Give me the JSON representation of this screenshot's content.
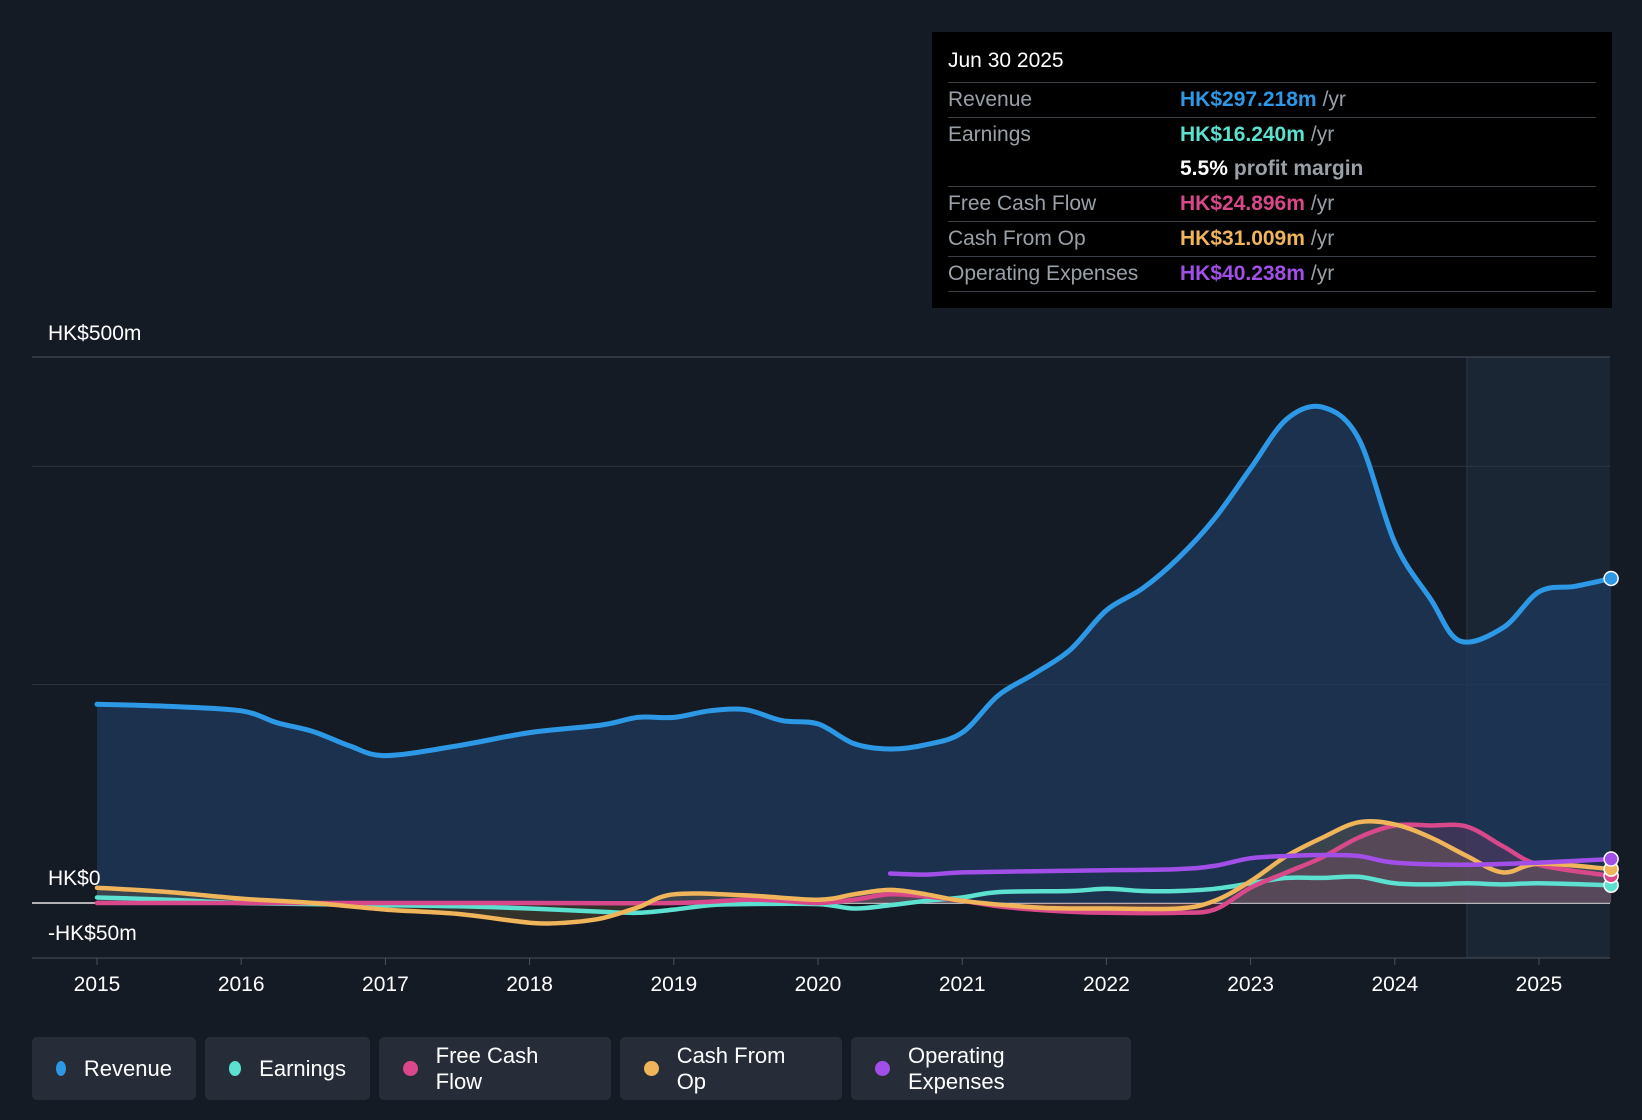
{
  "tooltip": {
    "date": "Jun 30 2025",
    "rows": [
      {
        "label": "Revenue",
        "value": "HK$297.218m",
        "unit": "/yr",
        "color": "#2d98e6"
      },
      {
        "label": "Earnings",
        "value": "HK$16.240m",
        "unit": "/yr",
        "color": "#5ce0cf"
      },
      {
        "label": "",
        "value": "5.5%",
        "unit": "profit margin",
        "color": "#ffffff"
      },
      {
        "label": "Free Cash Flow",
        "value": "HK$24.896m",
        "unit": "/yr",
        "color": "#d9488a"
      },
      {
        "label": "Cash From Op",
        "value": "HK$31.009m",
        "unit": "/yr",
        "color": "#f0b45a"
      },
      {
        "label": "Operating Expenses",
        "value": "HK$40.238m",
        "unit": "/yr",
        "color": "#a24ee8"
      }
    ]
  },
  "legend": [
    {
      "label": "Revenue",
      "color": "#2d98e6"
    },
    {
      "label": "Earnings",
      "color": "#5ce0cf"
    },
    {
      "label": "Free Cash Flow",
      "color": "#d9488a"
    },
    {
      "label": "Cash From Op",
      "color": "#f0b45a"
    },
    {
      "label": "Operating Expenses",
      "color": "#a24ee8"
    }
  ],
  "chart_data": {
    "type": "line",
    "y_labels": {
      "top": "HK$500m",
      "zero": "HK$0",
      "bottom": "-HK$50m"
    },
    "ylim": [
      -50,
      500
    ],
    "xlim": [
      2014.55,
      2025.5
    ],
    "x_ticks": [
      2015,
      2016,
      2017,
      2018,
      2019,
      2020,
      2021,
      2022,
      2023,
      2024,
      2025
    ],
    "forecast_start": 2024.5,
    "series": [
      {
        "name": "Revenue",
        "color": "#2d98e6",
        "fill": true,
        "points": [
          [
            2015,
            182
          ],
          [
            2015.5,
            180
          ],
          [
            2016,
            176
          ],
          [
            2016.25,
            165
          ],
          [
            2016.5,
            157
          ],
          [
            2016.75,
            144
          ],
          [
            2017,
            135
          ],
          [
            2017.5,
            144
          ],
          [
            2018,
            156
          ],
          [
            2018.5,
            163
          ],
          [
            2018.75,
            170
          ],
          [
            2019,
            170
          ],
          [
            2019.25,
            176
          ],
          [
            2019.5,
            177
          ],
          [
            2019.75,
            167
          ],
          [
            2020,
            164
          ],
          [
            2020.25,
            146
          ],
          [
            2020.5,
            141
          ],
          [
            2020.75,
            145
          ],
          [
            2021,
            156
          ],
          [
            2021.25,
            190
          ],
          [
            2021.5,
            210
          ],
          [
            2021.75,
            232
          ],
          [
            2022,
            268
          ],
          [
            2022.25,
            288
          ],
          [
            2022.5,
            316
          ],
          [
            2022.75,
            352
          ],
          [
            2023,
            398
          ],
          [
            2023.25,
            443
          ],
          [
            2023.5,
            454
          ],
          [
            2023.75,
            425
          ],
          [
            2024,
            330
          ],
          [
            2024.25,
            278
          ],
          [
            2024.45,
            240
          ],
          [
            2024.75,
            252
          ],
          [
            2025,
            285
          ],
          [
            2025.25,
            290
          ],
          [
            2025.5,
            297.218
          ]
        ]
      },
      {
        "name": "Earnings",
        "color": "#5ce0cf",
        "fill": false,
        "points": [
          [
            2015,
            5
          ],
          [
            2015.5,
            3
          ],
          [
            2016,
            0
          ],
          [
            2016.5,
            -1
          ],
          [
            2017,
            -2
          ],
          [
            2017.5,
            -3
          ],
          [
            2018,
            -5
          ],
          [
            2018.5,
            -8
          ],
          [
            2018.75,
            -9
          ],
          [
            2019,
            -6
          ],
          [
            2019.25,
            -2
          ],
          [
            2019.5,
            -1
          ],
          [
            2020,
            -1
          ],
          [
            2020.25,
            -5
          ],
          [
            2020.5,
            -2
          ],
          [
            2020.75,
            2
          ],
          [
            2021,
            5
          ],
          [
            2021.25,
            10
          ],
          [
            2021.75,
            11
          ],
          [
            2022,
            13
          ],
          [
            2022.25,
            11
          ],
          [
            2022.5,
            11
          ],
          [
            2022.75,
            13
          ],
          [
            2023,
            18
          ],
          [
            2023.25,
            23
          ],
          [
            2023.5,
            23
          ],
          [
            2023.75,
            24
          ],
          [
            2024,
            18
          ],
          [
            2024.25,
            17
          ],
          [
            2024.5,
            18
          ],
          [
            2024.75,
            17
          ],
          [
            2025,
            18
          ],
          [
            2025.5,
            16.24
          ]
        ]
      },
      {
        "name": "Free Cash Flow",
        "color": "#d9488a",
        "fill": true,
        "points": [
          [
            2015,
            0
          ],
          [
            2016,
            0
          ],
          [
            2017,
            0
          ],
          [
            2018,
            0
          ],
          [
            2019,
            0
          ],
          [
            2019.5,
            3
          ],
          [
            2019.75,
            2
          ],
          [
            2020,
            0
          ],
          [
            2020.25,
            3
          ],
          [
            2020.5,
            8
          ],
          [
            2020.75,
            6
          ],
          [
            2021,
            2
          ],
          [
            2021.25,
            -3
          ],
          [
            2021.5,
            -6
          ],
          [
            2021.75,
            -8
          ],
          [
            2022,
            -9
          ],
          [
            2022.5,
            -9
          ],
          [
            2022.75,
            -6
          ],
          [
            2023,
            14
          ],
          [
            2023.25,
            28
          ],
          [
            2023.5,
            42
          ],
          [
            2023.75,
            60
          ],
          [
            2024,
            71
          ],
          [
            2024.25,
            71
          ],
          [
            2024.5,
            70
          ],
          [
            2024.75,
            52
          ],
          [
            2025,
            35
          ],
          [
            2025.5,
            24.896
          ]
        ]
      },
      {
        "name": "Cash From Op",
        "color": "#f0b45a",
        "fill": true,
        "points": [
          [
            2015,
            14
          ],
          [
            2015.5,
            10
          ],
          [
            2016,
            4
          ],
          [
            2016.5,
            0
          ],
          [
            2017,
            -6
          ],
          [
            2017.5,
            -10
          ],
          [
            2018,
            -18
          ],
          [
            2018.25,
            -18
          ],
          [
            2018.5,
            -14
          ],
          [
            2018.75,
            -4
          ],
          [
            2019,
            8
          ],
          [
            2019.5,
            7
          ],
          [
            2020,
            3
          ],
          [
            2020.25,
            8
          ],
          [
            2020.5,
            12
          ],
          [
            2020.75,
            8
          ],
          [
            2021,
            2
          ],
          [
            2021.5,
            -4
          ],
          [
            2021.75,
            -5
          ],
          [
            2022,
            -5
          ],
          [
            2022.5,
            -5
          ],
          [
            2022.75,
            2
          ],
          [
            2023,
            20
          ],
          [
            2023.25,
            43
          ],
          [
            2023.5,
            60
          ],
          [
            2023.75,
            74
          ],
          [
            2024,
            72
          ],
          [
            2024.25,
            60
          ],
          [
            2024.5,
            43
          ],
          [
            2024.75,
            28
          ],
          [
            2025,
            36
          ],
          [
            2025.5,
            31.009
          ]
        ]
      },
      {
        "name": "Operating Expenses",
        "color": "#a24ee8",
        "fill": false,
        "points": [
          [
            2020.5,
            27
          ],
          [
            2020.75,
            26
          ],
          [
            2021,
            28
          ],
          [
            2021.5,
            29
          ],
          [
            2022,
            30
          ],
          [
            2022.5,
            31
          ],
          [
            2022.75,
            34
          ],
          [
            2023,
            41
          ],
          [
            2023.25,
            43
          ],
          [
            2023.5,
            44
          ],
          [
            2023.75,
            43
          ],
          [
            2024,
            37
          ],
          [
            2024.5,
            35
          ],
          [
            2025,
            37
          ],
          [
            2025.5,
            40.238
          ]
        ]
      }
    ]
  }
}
----
__EXERCISE__
Every line holding "Cash" should be copied out.

__TASK RESULT__
        "label": "Free Cash Flow",
        "label": "Cash From Op",
      "label": "Free Cash Flow",
      "label": "Cash From Op",
        "name": "Free Cash Flow",
        "name": "Cash From Op",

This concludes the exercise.